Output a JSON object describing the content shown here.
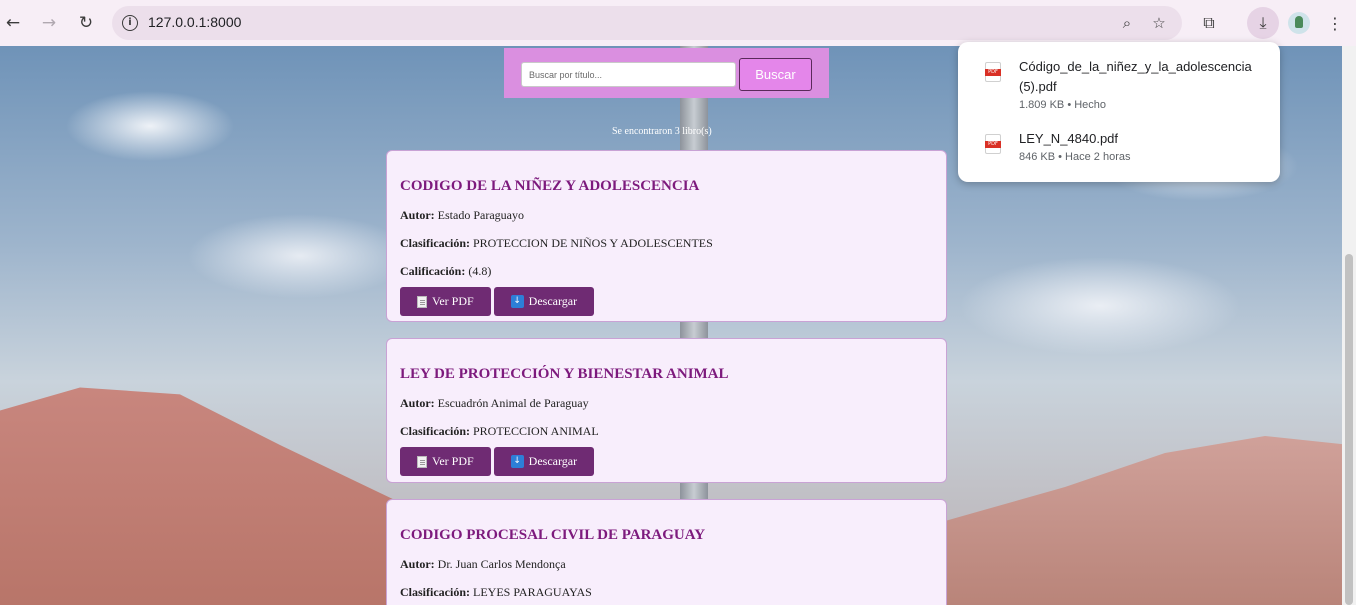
{
  "browser": {
    "url": "127.0.0.1:8000"
  },
  "search": {
    "placeholder": "Buscar por título...",
    "button_label": "Buscar"
  },
  "result_count": "Se encontraron 3 libro(s)",
  "labels": {
    "autor": "Autor:",
    "clasificacion": "Clasificación:",
    "calificacion": "Calificación:",
    "ver_pdf": "Ver PDF",
    "descargar": "Descargar"
  },
  "books": [
    {
      "title": "CODIGO DE LA NIÑEZ Y ADOLESCENCIA",
      "author": "Estado Paraguayo",
      "classification": "PROTECCION DE NIÑOS Y ADOLESCENTES",
      "rating": "(4.8)"
    },
    {
      "title": "LEY DE PROTECCIÓN Y BIENESTAR ANIMAL",
      "author": "Escuadrón Animal de Paraguay",
      "classification": "PROTECCION ANIMAL"
    },
    {
      "title": "CODIGO PROCESAL CIVIL DE PARAGUAY",
      "author": "Dr. Juan Carlos Mendonça",
      "classification": "LEYES PARAGUAYAS"
    }
  ],
  "downloads": [
    {
      "name": "Código_de_la_niñez_y_la_adolescencia (5).pdf",
      "meta": "1.809 KB • Hecho"
    },
    {
      "name": "LEY_N_4840.pdf",
      "meta": "846 KB • Hace 2 horas"
    }
  ],
  "icons": {
    "back": "arrow-left-icon",
    "forward": "arrow-right-icon",
    "reload": "reload-icon",
    "info": "info-icon",
    "zoom": "zoom-icon",
    "bookmark": "star-icon",
    "extensions": "puzzle-icon",
    "downloads": "download-icon",
    "menu": "kebab-menu-icon"
  },
  "colors": {
    "accent": "#6f2b73",
    "title": "#7d1a7d",
    "search_panel": "#da8fe0"
  }
}
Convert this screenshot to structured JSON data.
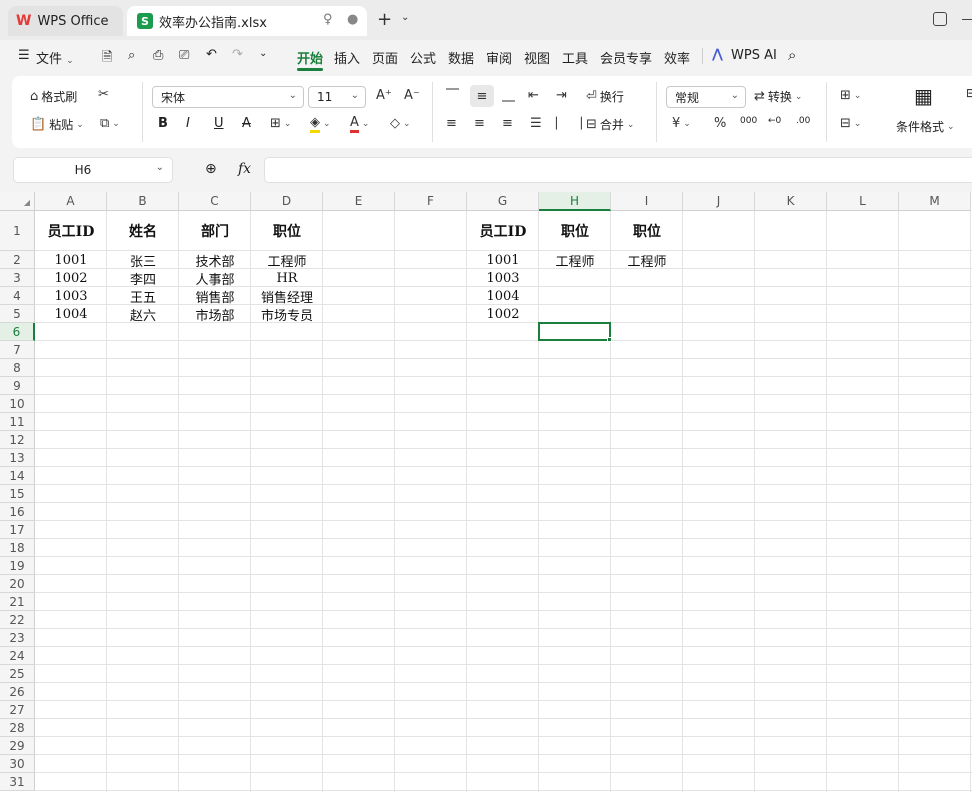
{
  "titlebar": {
    "app_tab": "WPS Office",
    "file_tab": "效率办公指南.xlsx"
  },
  "menubar": {
    "file": "文件",
    "items": [
      "开始",
      "插入",
      "页面",
      "公式",
      "数据",
      "审阅",
      "视图",
      "工具",
      "会员专享",
      "效率"
    ],
    "ai": "WPS AI"
  },
  "ribbon": {
    "format_painter": "格式刷",
    "paste": "粘贴",
    "font_name": "宋体",
    "font_size": "11",
    "wrap": "换行",
    "number_format": "常规",
    "convert": "转换",
    "merge": "合并",
    "conditional_format": "条件格式"
  },
  "formula": {
    "name_box": "H6",
    "fx": "fx",
    "value": ""
  },
  "grid": {
    "columns": [
      "A",
      "B",
      "C",
      "D",
      "E",
      "F",
      "G",
      "H",
      "I",
      "J",
      "K",
      "L",
      "M"
    ],
    "rows": [
      "1",
      "2",
      "3",
      "4",
      "5",
      "6",
      "7",
      "8",
      "9",
      "10",
      "11",
      "12",
      "13",
      "14",
      "15",
      "16",
      "17",
      "18",
      "19",
      "20",
      "21",
      "22",
      "23",
      "24",
      "25",
      "26",
      "27",
      "28",
      "29",
      "30",
      "31"
    ],
    "selected_cell": "H6",
    "cells": {
      "A1": "员工ID",
      "B1": "姓名",
      "C1": "部门",
      "D1": "职位",
      "A2": "1001",
      "B2": "张三",
      "C2": "技术部",
      "D2": "工程师",
      "A3": "1002",
      "B3": "李四",
      "C3": "人事部",
      "D3": "HR",
      "A4": "1003",
      "B4": "王五",
      "C4": "销售部",
      "D4": "销售经理",
      "A5": "1004",
      "B5": "赵六",
      "C5": "市场部",
      "D5": "市场专员",
      "G1": "员工ID",
      "H1": "职位",
      "I1": "职位",
      "G2": "1001",
      "H2": "工程师",
      "I2": "工程师",
      "G3": "1003",
      "G4": "1004",
      "G5": "1002"
    }
  }
}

Problem to solve
Copy the records exactly as they appear, excluding images.

The answer
Output a JSON object describing the content shown here.
{
  "browser": {
    "url": "127.0.0.1:8000"
  },
  "search": {
    "placeholder": "Buscar por título...",
    "button_label": "Buscar"
  },
  "result_count": "Se encontraron 3 libro(s)",
  "labels": {
    "autor": "Autor:",
    "clasificacion": "Clasificación:",
    "calificacion": "Calificación:",
    "ver_pdf": "Ver PDF",
    "descargar": "Descargar"
  },
  "books": [
    {
      "title": "CODIGO DE LA NIÑEZ Y ADOLESCENCIA",
      "author": "Estado Paraguayo",
      "classification": "PROTECCION DE NIÑOS Y ADOLESCENTES",
      "rating": "(4.8)"
    },
    {
      "title": "LEY DE PROTECCIÓN Y BIENESTAR ANIMAL",
      "author": "Escuadrón Animal de Paraguay",
      "classification": "PROTECCION ANIMAL"
    },
    {
      "title": "CODIGO PROCESAL CIVIL DE PARAGUAY",
      "author": "Dr. Juan Carlos Mendonça",
      "classification": "LEYES PARAGUAYAS"
    }
  ],
  "downloads": [
    {
      "name": "Código_de_la_niñez_y_la_adolescencia (5).pdf",
      "meta": "1.809 KB • Hecho"
    },
    {
      "name": "LEY_N_4840.pdf",
      "meta": "846 KB • Hace 2 horas"
    }
  ],
  "icons": {
    "back": "arrow-left-icon",
    "forward": "arrow-right-icon",
    "reload": "reload-icon",
    "info": "info-icon",
    "zoom": "zoom-icon",
    "bookmark": "star-icon",
    "extensions": "puzzle-icon",
    "downloads": "download-icon",
    "menu": "kebab-menu-icon"
  },
  "colors": {
    "accent": "#6f2b73",
    "title": "#7d1a7d",
    "search_panel": "#da8fe0"
  }
}
Convert this screenshot to structured JSON data.
{
  "titlebar": {
    "app_tab": "WPS Office",
    "file_tab": "效率办公指南.xlsx"
  },
  "menubar": {
    "file": "文件",
    "items": [
      "开始",
      "插入",
      "页面",
      "公式",
      "数据",
      "审阅",
      "视图",
      "工具",
      "会员专享",
      "效率"
    ],
    "ai": "WPS AI"
  },
  "ribbon": {
    "format_painter": "格式刷",
    "paste": "粘贴",
    "font_name": "宋体",
    "font_size": "11",
    "wrap": "换行",
    "number_format": "常规",
    "convert": "转换",
    "merge": "合并",
    "conditional_format": "条件格式"
  },
  "formula": {
    "name_box": "H6",
    "fx": "fx",
    "value": ""
  },
  "grid": {
    "columns": [
      "A",
      "B",
      "C",
      "D",
      "E",
      "F",
      "G",
      "H",
      "I",
      "J",
      "K",
      "L",
      "M"
    ],
    "rows": [
      "1",
      "2",
      "3",
      "4",
      "5",
      "6",
      "7",
      "8",
      "9",
      "10",
      "11",
      "12",
      "13",
      "14",
      "15",
      "16",
      "17",
      "18",
      "19",
      "20",
      "21",
      "22",
      "23",
      "24",
      "25",
      "26",
      "27",
      "28",
      "29",
      "30",
      "31"
    ],
    "selected_cell": "H6",
    "cells": {
      "A1": "员工ID",
      "B1": "姓名",
      "C1": "部门",
      "D1": "职位",
      "A2": "1001",
      "B2": "张三",
      "C2": "技术部",
      "D2": "工程师",
      "A3": "1002",
      "B3": "李四",
      "C3": "人事部",
      "D3": "HR",
      "A4": "1003",
      "B4": "王五",
      "C4": "销售部",
      "D4": "销售经理",
      "A5": "1004",
      "B5": "赵六",
      "C5": "市场部",
      "D5": "市场专员",
      "G1": "员工ID",
      "H1": "职位",
      "I1": "职位",
      "G2": "1001",
      "H2": "工程师",
      "I2": "工程师",
      "G3": "1003",
      "G4": "1004",
      "G5": "1002"
    }
  }
}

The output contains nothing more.